TASK PROMPT> What lines of the data include the string "unter"? Copy them all.

───── THE INPUT ─────

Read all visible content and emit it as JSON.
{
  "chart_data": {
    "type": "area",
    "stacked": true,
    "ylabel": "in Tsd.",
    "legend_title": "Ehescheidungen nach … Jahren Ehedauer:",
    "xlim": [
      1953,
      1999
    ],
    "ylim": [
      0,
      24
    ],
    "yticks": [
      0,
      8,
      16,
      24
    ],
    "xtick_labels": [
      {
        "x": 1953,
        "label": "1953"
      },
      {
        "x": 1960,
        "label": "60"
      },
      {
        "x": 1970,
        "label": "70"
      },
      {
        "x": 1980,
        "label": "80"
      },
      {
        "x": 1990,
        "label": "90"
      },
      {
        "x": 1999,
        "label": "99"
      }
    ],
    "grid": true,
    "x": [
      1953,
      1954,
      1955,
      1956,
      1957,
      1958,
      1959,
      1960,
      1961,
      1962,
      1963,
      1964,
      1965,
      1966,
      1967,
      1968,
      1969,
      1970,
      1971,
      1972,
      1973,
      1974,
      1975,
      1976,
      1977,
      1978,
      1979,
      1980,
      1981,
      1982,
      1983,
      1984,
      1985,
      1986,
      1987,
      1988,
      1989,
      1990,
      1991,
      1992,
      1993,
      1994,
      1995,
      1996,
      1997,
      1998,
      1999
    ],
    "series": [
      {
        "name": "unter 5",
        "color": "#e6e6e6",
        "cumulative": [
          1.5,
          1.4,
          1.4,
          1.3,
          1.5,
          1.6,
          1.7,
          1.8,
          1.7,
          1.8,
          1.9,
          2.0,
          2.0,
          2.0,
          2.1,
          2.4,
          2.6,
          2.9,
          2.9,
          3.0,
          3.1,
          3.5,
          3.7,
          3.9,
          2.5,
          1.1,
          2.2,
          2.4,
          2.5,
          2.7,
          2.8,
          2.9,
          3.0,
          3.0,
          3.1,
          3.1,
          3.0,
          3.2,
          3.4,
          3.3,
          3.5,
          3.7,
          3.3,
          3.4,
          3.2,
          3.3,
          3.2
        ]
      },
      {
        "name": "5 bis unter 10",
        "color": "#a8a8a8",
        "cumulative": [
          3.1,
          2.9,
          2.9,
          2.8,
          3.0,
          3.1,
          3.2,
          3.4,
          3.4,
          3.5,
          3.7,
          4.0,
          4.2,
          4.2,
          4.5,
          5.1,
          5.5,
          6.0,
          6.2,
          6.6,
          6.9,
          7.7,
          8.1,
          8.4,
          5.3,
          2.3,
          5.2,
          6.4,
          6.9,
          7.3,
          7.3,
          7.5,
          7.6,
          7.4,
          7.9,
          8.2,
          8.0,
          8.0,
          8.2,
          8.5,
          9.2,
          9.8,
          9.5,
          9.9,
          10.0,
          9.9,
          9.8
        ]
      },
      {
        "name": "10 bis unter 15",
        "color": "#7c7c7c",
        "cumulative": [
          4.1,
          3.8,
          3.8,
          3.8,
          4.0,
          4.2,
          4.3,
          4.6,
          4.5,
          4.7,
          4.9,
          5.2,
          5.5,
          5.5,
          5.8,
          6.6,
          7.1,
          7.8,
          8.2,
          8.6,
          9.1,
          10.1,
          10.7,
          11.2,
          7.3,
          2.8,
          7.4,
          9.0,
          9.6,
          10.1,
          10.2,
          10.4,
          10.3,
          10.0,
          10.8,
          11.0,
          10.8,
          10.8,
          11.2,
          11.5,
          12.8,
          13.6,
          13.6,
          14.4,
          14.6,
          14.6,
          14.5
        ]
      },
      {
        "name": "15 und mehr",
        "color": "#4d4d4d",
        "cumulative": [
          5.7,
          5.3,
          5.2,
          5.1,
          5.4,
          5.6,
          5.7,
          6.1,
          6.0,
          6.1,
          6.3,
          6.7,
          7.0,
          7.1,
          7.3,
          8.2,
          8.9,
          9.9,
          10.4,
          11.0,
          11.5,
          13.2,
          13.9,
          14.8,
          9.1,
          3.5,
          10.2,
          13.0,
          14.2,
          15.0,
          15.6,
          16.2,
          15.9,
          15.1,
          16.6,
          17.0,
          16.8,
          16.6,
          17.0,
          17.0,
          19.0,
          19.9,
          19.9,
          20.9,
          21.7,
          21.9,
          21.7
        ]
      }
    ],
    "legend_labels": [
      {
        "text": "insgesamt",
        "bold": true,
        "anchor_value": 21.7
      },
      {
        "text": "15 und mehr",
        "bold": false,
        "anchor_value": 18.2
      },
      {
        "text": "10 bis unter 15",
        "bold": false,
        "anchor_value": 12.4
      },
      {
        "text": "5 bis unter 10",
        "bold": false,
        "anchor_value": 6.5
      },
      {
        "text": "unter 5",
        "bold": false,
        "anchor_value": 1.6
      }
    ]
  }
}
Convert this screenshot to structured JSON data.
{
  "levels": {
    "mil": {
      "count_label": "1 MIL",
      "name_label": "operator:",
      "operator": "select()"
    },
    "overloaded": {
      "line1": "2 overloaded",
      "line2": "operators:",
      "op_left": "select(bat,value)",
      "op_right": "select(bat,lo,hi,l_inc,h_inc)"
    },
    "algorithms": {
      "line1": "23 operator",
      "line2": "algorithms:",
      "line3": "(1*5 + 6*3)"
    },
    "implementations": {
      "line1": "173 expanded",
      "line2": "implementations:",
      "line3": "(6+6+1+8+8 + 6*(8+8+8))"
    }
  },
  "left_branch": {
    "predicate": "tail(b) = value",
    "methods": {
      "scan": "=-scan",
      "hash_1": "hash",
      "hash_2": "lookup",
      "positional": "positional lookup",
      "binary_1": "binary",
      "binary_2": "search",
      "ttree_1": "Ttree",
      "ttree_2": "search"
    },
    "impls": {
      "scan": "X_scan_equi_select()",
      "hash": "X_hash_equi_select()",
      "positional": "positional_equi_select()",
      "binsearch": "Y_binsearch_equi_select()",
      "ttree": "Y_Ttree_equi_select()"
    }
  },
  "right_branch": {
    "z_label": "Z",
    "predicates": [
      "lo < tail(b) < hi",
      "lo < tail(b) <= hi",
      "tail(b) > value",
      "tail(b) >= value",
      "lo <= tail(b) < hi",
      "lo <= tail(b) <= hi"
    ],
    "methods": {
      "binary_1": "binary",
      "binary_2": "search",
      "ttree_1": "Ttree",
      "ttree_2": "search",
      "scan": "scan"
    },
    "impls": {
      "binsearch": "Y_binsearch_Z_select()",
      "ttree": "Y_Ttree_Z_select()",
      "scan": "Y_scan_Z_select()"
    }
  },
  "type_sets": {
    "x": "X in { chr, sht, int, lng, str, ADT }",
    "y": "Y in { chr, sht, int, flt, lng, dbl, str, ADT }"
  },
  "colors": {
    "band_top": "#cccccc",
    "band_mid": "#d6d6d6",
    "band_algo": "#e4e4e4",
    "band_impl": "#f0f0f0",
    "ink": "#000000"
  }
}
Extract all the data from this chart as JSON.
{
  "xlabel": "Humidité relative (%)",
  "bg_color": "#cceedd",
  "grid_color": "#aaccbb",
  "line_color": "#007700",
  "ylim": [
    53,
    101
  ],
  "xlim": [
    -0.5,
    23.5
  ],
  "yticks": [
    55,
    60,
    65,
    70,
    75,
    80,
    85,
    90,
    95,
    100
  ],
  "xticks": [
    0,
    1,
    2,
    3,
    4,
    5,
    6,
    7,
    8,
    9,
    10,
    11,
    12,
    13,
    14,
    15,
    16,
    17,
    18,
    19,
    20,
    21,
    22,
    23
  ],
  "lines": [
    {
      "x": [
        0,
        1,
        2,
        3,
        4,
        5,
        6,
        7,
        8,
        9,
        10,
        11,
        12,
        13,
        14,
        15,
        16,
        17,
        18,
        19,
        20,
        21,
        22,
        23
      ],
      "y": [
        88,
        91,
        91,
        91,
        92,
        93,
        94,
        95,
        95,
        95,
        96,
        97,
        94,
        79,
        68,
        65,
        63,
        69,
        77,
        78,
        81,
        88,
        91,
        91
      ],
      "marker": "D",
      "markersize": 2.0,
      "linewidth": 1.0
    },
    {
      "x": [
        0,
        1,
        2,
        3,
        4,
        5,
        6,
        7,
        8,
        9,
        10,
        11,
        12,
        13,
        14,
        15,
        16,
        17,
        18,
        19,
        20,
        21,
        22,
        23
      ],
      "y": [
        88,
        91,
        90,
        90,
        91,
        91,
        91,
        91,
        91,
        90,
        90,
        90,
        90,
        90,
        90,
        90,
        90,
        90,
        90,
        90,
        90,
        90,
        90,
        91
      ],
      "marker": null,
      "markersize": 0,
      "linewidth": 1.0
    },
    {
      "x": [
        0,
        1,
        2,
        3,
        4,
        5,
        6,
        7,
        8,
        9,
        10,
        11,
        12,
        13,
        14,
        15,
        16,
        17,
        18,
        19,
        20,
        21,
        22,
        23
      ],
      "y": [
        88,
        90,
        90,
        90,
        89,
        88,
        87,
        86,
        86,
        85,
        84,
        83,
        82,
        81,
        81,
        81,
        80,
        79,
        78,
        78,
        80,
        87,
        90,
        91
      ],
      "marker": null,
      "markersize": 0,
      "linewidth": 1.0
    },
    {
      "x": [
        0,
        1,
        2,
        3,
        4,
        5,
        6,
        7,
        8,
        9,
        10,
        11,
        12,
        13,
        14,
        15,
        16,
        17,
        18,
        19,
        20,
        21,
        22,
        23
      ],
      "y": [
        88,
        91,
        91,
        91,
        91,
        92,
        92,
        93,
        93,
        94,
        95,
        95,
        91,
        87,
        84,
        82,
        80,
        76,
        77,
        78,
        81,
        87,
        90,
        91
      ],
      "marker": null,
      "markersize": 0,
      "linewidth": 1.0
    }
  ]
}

─────

EXERCISE OUTPUT>
        "name": "unter 5",
        "name": "5 bis unter 10",
        "name": "10 bis unter 15",
        "text": "10 bis unter 15",
        "text": "5 bis unter 10",
        "text": "unter 5",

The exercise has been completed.